— Begin Data rows —
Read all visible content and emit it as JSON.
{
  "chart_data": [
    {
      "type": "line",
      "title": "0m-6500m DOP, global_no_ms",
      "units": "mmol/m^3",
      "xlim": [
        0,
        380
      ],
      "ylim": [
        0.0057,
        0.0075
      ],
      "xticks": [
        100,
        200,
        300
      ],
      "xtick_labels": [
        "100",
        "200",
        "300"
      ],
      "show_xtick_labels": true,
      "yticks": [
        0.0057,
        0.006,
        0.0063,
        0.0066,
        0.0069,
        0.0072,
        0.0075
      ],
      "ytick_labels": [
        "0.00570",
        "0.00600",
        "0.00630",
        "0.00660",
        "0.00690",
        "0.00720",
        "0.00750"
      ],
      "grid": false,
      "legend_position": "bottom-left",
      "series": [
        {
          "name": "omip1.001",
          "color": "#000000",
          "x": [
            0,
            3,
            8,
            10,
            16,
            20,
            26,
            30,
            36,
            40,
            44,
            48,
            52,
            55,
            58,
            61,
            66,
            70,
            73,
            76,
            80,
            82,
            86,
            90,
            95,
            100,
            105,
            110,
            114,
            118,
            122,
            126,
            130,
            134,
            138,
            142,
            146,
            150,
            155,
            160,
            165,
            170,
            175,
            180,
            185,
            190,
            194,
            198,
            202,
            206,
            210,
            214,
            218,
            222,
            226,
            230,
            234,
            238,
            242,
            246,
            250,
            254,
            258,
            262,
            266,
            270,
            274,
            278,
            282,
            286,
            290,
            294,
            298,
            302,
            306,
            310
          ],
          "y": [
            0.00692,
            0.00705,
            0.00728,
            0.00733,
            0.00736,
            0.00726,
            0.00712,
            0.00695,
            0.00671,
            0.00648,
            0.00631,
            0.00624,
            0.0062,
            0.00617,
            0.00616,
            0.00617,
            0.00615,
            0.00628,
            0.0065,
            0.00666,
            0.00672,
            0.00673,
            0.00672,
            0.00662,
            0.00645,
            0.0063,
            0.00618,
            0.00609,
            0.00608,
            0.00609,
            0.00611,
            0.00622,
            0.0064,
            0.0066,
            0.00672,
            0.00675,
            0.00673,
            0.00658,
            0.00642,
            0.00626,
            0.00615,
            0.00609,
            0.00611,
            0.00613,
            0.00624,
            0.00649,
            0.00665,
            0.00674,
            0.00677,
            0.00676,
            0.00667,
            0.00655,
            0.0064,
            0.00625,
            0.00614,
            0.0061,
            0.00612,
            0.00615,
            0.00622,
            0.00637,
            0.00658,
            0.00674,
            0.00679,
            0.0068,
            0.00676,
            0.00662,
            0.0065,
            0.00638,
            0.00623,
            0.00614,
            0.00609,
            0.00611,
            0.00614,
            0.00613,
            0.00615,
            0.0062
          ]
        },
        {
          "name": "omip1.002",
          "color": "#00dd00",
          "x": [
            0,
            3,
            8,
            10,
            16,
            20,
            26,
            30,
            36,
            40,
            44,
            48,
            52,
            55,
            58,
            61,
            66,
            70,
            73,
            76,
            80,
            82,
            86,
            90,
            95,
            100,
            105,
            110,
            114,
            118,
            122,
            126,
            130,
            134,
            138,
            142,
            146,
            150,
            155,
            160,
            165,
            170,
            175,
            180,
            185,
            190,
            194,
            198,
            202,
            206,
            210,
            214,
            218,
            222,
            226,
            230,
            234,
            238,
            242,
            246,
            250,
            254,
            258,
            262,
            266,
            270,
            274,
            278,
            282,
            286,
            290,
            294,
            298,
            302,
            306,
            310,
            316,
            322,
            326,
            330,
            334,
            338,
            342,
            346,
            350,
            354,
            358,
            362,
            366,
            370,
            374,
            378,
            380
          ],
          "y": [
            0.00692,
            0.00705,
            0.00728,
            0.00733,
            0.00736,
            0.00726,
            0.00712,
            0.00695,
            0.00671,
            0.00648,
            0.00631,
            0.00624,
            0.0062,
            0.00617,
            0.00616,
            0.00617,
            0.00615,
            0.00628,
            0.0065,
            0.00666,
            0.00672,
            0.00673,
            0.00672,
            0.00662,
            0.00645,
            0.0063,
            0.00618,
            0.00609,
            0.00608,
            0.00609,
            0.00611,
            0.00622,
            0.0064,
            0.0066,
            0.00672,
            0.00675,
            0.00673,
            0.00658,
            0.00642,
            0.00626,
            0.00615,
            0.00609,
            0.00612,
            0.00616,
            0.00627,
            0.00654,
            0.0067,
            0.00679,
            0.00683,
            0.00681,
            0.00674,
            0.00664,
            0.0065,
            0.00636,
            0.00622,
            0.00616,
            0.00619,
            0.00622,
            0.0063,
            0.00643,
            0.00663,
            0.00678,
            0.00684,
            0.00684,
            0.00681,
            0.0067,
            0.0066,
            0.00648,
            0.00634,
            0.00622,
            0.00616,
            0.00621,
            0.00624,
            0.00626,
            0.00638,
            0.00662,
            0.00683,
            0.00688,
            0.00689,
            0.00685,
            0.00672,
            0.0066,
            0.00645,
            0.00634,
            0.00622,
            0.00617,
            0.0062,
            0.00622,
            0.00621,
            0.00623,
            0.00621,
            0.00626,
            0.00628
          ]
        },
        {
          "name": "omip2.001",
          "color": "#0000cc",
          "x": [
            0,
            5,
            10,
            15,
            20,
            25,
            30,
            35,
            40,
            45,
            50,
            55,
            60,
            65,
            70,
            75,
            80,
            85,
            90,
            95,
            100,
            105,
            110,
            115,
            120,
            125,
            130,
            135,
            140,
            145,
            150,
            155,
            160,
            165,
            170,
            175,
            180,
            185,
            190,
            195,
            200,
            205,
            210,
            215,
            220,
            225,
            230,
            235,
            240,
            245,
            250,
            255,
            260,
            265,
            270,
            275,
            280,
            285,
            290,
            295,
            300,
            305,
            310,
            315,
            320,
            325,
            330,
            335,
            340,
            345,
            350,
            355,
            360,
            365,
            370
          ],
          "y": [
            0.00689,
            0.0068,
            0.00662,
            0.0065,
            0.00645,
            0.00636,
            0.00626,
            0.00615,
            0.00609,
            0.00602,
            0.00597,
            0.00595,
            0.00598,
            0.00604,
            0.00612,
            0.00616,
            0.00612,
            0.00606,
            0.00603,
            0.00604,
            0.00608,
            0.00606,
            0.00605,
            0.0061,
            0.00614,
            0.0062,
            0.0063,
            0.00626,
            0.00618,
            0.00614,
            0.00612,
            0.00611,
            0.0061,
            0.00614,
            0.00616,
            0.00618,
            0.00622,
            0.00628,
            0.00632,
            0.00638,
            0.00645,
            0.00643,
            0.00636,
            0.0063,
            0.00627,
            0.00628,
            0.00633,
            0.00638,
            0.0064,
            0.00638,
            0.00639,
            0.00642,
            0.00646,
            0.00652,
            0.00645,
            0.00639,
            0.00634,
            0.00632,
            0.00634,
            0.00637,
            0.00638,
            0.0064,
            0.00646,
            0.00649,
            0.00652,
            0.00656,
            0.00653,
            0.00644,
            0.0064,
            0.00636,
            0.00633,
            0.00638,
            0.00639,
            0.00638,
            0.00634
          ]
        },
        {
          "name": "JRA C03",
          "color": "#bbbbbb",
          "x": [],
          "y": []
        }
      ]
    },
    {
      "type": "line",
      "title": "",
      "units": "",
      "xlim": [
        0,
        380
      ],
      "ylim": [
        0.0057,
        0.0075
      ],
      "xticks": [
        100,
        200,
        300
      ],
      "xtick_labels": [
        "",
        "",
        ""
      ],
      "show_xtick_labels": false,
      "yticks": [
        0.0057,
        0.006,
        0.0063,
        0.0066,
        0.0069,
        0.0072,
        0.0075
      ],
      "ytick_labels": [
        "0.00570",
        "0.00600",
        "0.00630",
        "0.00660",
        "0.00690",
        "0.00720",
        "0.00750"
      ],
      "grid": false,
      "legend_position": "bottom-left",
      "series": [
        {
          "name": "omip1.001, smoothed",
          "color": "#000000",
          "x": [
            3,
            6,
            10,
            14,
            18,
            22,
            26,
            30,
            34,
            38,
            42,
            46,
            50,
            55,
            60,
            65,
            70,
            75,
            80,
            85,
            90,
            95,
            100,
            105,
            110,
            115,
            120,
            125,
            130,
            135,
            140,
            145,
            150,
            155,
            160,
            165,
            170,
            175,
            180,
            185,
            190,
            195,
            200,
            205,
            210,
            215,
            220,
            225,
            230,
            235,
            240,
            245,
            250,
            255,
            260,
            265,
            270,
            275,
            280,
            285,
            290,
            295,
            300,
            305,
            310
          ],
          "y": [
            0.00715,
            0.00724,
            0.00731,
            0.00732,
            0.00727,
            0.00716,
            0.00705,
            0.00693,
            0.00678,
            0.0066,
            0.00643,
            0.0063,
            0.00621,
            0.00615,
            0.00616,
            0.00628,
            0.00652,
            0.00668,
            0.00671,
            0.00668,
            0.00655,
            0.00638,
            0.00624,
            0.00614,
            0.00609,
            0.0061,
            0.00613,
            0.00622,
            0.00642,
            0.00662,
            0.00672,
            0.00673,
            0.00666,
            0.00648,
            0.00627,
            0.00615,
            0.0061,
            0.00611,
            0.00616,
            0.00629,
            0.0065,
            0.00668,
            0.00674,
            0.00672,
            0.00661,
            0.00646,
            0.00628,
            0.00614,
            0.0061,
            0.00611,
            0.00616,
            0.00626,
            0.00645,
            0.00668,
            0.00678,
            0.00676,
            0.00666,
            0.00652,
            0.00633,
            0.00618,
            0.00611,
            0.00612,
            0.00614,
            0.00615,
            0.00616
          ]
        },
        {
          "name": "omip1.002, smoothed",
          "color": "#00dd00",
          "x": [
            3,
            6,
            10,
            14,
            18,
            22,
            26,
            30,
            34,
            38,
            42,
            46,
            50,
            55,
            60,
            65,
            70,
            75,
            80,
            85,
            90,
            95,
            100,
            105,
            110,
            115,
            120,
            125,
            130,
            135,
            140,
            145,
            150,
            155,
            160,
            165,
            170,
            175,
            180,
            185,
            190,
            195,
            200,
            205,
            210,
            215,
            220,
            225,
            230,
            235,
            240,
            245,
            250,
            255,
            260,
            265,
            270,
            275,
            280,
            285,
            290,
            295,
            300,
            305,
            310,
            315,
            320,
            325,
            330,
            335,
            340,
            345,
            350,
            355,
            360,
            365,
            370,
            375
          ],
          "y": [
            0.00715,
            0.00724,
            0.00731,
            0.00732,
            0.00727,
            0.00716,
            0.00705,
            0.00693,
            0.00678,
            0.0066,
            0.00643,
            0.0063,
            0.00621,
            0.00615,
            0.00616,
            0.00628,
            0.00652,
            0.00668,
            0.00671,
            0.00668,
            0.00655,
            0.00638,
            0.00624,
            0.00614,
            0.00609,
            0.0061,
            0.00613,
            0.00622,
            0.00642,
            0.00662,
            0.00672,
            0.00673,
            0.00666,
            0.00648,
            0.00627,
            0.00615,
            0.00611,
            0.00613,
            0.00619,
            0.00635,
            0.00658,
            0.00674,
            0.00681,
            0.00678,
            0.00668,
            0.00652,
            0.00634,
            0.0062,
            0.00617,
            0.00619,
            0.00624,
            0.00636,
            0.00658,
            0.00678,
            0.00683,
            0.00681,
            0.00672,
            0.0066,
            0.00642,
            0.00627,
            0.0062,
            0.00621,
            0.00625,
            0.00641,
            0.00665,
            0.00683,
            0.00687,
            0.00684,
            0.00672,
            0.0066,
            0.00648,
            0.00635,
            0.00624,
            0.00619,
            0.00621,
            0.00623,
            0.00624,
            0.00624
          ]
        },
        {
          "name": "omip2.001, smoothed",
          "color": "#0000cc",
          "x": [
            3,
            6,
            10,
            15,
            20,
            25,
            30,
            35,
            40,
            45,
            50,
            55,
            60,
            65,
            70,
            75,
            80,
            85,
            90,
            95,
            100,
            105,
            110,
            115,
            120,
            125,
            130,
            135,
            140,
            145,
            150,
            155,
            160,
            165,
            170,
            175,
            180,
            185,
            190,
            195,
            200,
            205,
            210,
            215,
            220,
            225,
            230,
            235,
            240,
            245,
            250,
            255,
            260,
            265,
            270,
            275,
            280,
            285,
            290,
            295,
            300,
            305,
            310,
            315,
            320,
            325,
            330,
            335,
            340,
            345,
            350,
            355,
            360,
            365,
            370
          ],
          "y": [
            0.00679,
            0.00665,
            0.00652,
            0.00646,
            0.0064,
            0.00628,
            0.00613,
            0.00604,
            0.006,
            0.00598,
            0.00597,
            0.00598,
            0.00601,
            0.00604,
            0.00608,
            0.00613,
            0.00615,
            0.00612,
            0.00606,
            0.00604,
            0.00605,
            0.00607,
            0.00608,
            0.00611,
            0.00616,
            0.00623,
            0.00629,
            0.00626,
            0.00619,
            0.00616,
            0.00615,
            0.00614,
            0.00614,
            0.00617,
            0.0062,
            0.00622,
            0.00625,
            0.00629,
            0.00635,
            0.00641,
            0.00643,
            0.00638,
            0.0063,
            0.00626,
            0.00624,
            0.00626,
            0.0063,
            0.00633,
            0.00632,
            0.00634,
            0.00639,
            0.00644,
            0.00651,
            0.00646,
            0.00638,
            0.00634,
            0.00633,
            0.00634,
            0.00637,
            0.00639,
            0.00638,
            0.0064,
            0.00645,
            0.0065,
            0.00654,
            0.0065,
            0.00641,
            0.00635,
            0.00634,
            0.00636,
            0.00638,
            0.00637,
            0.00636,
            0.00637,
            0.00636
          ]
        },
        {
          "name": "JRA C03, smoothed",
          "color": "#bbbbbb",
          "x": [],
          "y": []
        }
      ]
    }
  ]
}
— End Data rows —
▶ [Task instructions]: Each line with the string "name" in it needs to be found and copied.

▶ [Task result]:
          "name": "omip1.001",
          "name": "omip1.002",
          "name": "omip2.001",
          "name": "JRA C03",
          "name": "omip1.001, smoothed",
          "name": "omip1.002, smoothed",
          "name": "omip2.001, smoothed",
          "name": "JRA C03, smoothed",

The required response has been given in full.